BEGIN Stored records

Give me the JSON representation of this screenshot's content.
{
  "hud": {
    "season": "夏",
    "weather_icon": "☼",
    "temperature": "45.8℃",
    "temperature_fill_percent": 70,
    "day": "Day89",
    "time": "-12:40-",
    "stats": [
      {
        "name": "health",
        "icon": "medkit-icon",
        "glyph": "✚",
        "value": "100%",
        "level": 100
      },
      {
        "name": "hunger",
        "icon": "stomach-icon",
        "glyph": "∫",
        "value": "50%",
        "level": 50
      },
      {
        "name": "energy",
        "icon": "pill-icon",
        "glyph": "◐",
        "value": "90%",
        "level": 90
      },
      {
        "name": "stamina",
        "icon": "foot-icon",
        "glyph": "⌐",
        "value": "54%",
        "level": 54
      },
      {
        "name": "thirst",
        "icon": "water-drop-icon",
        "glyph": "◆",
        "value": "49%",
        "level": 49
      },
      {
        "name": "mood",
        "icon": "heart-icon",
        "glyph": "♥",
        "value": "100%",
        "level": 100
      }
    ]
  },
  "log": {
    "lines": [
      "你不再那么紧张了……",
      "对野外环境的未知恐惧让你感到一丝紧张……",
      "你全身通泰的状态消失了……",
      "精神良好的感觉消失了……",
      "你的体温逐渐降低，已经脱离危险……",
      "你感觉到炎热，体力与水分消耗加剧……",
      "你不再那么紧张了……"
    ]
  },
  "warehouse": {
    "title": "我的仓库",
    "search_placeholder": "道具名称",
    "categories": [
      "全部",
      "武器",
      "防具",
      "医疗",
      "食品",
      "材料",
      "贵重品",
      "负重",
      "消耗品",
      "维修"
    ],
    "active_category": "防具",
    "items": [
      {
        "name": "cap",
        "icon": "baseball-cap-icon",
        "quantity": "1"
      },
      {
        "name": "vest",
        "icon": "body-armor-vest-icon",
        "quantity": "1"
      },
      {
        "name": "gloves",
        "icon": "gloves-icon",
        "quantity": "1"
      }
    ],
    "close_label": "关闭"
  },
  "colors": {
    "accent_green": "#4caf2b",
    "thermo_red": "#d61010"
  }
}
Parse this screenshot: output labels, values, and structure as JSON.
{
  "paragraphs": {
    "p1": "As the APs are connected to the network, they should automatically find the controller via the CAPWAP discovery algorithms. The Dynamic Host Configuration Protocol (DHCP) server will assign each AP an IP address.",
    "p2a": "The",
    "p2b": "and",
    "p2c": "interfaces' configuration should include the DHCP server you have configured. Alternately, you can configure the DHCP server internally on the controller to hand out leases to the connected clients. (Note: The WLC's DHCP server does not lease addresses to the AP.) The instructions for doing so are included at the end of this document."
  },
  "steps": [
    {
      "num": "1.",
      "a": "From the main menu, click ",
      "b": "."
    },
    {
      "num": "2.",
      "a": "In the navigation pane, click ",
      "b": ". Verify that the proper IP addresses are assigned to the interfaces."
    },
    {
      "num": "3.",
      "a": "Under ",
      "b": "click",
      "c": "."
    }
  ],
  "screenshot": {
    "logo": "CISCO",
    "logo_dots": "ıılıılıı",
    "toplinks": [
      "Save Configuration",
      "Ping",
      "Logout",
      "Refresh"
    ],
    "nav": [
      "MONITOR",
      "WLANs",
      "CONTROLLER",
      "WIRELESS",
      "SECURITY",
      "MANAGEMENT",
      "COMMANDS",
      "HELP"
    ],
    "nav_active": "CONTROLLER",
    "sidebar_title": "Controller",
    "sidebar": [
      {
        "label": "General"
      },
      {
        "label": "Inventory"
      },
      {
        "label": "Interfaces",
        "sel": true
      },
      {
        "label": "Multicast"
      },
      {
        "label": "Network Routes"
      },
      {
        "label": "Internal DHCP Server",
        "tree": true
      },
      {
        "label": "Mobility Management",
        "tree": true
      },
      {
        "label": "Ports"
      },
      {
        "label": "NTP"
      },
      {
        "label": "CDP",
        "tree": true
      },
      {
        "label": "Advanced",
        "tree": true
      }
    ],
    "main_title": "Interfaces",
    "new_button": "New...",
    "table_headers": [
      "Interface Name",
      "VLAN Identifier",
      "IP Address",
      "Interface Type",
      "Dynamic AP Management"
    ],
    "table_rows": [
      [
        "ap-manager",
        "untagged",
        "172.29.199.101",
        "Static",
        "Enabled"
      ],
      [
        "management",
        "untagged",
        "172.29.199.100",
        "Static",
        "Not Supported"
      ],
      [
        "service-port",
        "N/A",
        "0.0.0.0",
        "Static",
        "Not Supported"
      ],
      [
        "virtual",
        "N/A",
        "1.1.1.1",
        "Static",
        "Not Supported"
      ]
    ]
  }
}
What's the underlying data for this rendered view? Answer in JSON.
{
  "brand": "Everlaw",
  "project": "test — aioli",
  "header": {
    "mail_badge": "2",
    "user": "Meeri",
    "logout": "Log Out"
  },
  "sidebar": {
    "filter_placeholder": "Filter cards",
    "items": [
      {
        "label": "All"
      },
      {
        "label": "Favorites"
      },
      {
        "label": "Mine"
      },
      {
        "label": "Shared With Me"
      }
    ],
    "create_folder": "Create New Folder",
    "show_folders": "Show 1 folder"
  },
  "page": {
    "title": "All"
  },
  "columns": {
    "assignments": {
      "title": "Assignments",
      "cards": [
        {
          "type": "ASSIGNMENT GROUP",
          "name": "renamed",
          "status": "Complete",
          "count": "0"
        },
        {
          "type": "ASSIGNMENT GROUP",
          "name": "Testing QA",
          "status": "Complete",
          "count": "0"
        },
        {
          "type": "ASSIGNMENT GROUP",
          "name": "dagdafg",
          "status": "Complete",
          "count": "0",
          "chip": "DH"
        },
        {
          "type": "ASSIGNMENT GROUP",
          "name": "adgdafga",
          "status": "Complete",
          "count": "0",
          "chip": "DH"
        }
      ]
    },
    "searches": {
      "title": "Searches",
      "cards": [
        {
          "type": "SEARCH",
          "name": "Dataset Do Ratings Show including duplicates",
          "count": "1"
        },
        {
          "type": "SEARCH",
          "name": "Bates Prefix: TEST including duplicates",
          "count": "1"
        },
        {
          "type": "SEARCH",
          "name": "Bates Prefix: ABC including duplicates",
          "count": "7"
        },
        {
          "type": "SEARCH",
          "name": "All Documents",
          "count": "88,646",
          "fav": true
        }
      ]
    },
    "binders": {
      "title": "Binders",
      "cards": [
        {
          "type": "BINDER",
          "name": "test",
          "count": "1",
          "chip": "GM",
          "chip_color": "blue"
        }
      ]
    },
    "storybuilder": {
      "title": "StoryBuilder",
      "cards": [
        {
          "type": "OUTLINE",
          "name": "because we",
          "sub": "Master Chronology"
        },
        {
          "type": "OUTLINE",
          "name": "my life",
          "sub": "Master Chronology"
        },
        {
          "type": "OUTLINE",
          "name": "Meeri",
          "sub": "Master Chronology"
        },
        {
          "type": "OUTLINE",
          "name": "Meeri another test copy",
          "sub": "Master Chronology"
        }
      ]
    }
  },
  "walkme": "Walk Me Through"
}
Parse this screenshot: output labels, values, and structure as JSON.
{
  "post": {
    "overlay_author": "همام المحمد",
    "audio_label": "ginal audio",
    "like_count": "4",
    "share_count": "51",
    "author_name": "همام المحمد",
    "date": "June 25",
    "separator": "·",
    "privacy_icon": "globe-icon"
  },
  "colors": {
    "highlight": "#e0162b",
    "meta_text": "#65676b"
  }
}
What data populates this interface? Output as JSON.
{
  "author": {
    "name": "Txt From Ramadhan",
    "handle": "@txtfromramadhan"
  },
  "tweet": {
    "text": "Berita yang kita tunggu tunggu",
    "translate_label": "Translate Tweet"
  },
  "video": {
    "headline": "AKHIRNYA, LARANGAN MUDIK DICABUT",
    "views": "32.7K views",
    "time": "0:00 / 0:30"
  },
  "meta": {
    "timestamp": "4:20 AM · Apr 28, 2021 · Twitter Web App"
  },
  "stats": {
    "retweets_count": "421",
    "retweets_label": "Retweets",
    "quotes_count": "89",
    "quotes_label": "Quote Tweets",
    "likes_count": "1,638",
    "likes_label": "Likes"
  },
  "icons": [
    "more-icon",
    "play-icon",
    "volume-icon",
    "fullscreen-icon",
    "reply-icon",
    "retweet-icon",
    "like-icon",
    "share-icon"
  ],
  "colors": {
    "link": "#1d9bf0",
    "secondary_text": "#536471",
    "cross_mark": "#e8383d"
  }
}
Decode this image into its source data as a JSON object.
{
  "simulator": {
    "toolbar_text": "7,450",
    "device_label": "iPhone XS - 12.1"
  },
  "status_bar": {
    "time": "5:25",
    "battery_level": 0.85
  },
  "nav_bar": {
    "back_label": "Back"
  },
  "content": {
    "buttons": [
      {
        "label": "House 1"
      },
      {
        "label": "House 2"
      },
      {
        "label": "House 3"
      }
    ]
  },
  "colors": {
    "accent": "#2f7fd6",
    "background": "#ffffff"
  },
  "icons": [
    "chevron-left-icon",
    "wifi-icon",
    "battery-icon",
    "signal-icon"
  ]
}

END Stored records

Find the line that contains "Decode this image" in the listing above. Retype it and every line after it up to the last, exactly, and nothing else.

● **Output below**
Decode this image into its source data as a JSON object.
{
  "simulator": {
    "toolbar_text": "7,450",
    "device_label": "iPhone XS - 12.1"
  },
  "status_bar": {
    "time": "5:25",
    "battery_level": 0.85
  },
  "nav_bar": {
    "back_label": "Back"
  },
  "content": {
    "buttons": [
      {
        "label": "House 1"
      },
      {
        "label": "House 2"
      },
      {
        "label": "House 3"
      }
    ]
  },
  "colors": {
    "accent": "#2f7fd6",
    "background": "#ffffff"
  },
  "icons": [
    "chevron-left-icon",
    "wifi-icon",
    "battery-icon",
    "signal-icon"
  ]
}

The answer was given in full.